# [Exercise aim]
Copy each line holding the string "None".

# [The data]

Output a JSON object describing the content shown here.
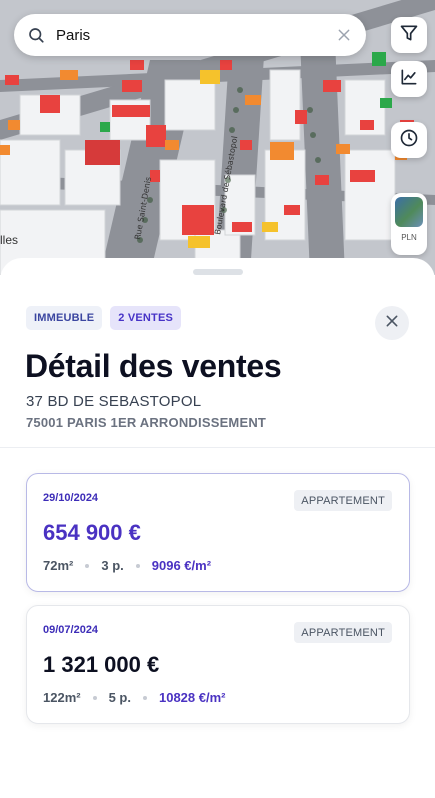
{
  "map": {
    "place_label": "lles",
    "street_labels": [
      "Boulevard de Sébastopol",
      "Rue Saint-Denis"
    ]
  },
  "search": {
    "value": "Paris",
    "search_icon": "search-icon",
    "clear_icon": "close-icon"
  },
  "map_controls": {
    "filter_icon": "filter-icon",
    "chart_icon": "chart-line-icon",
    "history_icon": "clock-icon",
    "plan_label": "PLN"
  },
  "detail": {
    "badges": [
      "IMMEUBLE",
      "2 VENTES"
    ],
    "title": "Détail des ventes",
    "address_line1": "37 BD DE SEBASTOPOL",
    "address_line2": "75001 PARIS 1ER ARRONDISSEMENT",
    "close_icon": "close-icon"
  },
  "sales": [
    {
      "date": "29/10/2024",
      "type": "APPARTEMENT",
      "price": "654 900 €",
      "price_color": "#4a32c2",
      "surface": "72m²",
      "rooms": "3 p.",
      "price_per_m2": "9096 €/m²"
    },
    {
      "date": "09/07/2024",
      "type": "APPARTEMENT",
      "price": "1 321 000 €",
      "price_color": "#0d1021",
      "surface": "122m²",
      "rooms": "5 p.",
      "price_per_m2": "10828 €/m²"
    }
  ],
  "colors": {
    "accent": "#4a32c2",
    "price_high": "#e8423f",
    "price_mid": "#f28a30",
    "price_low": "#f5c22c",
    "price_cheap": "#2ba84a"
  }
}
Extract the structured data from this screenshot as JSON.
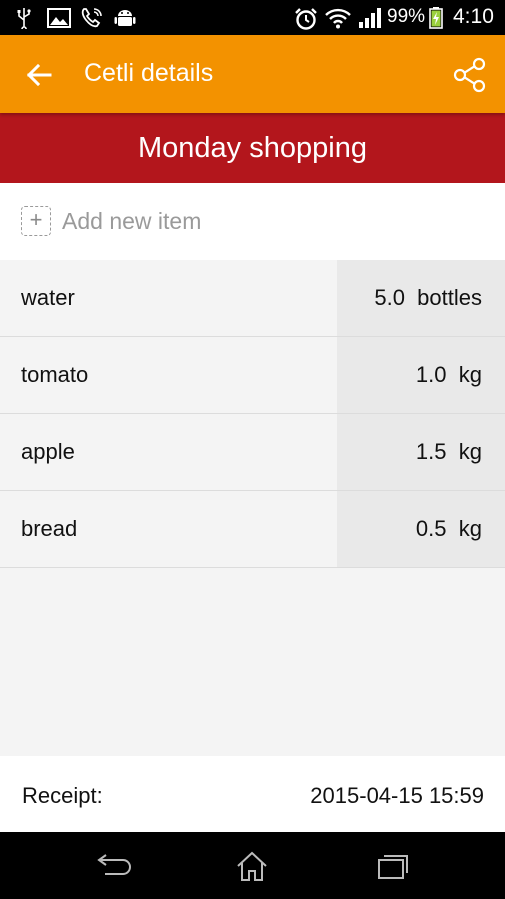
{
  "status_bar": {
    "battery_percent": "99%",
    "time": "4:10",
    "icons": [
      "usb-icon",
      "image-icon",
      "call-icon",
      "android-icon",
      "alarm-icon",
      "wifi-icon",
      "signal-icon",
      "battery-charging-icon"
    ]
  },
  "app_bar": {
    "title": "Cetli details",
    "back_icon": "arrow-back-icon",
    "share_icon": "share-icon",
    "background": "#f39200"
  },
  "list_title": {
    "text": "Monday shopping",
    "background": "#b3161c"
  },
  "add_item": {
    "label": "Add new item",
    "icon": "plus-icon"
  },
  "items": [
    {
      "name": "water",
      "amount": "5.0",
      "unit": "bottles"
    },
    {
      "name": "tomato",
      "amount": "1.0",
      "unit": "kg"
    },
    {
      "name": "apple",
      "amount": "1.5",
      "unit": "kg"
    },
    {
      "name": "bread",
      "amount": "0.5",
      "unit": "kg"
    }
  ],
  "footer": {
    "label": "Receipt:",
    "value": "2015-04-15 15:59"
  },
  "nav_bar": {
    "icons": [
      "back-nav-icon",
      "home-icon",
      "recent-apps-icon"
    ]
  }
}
* * *
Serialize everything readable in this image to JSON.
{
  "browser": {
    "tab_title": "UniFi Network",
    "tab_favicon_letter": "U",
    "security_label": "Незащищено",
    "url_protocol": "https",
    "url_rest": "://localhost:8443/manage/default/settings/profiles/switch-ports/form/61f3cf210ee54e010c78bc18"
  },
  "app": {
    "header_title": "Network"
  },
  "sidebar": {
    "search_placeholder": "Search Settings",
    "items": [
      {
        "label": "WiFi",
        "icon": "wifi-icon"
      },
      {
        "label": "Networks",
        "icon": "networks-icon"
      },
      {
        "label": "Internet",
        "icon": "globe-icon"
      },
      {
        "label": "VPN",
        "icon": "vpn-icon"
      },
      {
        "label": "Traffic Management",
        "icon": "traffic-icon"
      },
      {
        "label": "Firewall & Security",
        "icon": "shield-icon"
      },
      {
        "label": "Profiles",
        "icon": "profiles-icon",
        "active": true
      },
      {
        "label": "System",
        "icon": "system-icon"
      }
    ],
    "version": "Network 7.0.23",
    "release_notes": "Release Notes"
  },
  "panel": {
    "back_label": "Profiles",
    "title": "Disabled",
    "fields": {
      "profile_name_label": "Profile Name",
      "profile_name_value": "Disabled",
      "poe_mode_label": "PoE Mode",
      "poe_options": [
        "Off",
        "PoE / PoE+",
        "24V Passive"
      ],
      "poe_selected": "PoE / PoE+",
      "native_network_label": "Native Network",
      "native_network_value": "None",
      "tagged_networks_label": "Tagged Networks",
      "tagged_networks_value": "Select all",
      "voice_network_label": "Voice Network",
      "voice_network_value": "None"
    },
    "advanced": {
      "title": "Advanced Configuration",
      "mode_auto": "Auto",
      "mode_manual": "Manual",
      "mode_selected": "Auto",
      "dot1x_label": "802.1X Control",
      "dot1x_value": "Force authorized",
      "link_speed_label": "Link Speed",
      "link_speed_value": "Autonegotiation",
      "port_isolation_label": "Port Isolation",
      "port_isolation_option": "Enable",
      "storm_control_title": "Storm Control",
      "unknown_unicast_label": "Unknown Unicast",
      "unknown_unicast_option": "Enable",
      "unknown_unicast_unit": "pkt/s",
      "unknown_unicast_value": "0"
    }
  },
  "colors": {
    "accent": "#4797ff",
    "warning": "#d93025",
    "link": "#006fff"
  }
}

# [In response]
      "native_network_value": "None",
      "voice_network_value": "None"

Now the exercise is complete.